**DIRECTIONS FOR THIS TASK:**
Count every line in the following entries where the word "келді" appears. Give the count alone.

**DATASET CONTENT:**
--- begin ---
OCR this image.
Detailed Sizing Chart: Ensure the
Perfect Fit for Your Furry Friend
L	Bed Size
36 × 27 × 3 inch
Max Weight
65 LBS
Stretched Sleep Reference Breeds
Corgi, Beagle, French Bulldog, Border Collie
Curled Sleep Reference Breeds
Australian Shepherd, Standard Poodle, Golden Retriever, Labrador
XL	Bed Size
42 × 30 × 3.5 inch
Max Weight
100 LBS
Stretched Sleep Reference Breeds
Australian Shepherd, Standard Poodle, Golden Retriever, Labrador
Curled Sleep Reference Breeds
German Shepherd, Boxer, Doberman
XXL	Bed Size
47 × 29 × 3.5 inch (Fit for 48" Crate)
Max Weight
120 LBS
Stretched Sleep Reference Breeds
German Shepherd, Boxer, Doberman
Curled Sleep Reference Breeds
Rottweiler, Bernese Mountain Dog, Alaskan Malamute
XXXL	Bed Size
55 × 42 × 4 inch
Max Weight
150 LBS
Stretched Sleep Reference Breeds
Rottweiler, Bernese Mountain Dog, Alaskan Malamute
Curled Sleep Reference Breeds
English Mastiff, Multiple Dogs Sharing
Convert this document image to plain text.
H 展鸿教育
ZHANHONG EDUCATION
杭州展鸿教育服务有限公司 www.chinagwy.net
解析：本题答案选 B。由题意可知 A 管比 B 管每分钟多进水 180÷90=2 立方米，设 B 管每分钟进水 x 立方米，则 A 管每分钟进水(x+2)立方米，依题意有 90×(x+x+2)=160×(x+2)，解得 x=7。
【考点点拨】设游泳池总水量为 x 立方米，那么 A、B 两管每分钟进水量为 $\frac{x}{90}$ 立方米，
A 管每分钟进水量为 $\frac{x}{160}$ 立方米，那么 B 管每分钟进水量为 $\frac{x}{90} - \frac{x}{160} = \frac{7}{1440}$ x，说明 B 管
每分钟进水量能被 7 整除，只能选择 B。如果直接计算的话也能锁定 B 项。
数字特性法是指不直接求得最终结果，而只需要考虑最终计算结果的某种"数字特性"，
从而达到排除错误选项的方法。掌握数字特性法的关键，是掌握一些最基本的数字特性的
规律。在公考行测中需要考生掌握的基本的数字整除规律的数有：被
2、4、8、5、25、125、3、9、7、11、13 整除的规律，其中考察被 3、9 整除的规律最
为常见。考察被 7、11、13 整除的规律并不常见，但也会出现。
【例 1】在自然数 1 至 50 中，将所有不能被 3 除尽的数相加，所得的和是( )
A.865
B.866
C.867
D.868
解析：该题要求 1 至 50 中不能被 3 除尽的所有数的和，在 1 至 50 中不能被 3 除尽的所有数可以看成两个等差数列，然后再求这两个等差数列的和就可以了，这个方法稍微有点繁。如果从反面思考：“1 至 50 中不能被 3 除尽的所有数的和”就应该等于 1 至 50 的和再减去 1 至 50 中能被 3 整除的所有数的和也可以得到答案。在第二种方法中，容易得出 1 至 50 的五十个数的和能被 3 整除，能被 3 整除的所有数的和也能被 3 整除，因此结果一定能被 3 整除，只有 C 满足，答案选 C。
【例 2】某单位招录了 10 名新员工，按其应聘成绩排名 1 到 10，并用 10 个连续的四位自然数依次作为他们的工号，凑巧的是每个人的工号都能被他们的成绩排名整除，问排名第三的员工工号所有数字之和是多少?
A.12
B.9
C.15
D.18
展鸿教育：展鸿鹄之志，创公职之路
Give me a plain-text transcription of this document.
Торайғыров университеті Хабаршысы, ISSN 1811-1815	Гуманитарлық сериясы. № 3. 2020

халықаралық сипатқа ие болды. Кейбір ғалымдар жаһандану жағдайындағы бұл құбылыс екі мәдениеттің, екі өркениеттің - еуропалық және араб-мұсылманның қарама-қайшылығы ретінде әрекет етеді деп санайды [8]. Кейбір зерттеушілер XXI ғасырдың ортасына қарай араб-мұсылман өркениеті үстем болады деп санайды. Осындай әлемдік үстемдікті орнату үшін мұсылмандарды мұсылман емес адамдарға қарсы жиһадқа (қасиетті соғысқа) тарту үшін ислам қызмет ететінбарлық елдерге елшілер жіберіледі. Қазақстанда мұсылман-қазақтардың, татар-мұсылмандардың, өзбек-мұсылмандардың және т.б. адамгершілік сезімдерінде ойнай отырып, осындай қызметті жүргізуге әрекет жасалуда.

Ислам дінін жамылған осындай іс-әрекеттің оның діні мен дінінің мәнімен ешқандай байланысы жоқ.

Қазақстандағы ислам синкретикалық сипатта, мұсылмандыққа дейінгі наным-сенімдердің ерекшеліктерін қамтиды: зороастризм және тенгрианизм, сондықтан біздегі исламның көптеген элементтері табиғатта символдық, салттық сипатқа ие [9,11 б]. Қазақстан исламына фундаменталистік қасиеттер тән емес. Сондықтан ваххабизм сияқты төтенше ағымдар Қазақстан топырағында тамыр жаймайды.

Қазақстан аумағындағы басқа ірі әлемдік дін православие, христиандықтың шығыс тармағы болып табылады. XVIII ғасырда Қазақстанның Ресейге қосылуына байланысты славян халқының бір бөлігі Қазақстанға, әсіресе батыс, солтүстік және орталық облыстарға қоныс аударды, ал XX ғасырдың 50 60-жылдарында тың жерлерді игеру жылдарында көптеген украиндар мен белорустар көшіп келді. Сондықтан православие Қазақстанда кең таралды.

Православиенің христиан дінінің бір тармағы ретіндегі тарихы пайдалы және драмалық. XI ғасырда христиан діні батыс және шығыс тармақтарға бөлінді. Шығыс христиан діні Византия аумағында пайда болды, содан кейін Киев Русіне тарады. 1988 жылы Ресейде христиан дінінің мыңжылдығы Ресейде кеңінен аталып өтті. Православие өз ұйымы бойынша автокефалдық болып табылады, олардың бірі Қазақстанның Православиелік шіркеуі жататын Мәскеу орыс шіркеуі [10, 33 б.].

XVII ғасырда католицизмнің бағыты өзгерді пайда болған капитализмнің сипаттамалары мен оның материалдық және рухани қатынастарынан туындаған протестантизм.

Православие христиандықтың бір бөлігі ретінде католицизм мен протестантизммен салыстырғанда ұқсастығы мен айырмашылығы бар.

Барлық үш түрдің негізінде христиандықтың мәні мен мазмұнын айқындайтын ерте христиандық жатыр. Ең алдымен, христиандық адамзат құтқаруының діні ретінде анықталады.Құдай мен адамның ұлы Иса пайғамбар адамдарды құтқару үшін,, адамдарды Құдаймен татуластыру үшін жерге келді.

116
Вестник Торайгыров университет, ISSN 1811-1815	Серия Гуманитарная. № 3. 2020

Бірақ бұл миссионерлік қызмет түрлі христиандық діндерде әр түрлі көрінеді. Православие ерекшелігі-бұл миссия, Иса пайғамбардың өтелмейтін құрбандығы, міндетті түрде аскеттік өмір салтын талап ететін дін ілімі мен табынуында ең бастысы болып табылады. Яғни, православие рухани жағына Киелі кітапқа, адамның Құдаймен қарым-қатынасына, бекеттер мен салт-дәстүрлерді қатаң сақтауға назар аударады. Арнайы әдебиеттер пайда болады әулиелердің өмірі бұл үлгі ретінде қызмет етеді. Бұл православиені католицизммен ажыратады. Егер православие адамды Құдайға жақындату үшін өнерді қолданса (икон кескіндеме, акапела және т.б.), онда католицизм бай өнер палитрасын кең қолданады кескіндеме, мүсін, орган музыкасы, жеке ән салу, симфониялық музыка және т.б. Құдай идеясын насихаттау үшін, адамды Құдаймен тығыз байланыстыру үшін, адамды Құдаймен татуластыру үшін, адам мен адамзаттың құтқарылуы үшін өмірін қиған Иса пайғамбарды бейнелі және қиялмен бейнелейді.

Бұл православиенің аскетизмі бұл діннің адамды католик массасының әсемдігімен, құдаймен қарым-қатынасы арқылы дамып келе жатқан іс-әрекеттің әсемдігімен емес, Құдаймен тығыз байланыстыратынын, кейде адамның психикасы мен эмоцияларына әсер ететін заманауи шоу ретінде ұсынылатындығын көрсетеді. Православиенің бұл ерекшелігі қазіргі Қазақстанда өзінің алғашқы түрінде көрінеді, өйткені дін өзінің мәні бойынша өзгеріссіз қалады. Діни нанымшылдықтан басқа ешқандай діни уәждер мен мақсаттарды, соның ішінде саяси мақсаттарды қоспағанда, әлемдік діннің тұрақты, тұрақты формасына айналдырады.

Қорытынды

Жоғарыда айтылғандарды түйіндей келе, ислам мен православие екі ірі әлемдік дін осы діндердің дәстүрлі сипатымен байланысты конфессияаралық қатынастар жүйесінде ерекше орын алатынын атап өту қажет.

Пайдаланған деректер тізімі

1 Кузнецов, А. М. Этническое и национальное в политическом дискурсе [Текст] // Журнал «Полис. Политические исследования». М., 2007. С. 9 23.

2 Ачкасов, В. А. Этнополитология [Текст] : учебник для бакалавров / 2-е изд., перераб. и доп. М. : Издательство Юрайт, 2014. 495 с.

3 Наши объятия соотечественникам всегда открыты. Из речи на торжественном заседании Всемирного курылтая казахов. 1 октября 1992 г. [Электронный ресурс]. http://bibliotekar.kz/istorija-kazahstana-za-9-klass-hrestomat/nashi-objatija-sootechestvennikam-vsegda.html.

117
--- end ---
**RIGHT ANSWER:**
2